• [SOURCE RECORDS]
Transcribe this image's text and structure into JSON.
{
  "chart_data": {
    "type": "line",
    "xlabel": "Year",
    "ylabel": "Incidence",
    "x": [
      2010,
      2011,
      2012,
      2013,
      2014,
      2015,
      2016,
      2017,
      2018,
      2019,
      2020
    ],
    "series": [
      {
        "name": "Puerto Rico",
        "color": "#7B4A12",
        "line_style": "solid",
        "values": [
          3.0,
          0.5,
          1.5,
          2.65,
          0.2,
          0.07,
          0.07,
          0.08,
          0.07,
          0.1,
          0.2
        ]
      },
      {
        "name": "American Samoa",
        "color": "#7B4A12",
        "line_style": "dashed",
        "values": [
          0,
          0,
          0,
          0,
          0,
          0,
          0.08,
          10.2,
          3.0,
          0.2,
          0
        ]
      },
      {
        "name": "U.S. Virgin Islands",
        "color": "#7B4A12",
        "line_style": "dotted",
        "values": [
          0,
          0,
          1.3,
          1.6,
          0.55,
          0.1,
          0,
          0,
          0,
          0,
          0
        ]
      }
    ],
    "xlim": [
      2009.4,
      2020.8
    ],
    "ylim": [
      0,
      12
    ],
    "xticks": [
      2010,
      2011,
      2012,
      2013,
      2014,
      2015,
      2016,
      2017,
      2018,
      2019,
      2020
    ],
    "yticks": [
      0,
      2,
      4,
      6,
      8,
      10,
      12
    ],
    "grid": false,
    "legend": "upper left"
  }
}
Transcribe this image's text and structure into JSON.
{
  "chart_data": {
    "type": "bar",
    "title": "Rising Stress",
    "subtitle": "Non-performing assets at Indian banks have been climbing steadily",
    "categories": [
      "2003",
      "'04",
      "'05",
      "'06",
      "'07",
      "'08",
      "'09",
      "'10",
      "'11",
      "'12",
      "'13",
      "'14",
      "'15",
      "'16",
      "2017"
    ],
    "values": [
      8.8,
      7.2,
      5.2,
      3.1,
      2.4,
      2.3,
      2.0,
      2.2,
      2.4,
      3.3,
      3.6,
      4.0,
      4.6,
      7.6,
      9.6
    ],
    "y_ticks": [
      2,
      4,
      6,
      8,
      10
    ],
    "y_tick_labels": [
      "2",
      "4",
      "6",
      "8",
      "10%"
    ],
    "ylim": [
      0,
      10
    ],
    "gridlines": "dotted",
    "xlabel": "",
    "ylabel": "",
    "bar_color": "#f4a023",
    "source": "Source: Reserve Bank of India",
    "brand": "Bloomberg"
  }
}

• [WHAT YOU SHOULD DO] Copy every line of the listing containing the string "name".

• [FULL SOLUTION]
        "name": "Puerto Rico",
        "name": "American Samoa",
        "name": "U.S. Virgin Islands",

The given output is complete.